*SHORT TASK*
Reply with only the number of lines that contain the string "title".

# MATERIAL FOR THIS TASK start

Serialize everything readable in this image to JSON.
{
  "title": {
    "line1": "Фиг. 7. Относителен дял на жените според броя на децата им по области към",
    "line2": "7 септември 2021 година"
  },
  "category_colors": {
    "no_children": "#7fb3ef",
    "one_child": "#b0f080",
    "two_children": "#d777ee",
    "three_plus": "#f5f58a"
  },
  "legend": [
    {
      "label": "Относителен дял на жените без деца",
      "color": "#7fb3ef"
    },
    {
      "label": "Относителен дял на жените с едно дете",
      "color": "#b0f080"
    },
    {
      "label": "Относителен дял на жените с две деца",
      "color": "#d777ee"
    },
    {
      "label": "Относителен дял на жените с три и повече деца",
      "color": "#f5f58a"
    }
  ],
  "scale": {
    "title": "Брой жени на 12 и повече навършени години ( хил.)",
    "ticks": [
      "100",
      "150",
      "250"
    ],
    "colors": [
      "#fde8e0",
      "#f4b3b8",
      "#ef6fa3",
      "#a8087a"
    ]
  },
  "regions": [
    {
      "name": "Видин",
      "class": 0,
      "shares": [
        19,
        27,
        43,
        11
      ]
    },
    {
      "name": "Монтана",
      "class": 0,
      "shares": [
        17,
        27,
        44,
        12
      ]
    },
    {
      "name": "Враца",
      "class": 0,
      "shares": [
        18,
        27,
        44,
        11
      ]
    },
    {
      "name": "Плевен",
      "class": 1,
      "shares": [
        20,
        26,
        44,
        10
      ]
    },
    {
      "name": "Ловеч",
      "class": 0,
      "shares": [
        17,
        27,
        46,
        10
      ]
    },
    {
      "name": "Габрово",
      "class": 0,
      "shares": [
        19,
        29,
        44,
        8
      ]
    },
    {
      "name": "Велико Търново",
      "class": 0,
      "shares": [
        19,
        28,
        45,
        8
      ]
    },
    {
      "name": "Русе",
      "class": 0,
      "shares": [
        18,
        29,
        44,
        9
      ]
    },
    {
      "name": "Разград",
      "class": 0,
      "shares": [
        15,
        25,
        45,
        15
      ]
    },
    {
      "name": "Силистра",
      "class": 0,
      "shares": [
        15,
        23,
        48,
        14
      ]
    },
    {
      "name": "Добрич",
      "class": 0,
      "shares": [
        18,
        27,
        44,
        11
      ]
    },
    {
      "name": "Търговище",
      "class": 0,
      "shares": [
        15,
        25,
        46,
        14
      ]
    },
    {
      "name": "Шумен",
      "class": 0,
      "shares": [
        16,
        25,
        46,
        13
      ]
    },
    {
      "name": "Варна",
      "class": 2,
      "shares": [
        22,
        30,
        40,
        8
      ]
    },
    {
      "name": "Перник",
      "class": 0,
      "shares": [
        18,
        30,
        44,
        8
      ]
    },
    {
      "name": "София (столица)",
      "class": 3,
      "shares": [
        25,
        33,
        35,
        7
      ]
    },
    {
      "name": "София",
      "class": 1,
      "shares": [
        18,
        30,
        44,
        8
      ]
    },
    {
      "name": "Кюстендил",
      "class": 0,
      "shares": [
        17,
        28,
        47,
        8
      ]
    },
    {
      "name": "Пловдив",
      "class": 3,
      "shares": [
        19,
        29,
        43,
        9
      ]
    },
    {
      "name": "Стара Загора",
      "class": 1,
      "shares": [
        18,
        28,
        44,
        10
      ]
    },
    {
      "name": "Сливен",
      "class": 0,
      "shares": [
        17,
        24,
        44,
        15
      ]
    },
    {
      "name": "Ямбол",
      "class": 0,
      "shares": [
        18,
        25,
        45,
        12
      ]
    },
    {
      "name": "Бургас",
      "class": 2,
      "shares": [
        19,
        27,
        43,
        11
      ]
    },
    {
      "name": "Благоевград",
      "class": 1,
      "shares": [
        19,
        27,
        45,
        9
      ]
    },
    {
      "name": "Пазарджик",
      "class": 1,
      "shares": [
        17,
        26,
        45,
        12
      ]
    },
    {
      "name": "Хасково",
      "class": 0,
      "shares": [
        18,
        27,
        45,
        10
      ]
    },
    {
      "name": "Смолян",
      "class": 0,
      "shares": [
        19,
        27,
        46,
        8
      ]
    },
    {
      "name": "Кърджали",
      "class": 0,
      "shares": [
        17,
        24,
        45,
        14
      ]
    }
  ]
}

# MATERIAL FOR THIS TASK end

*WRITTEN RESPONSE*
2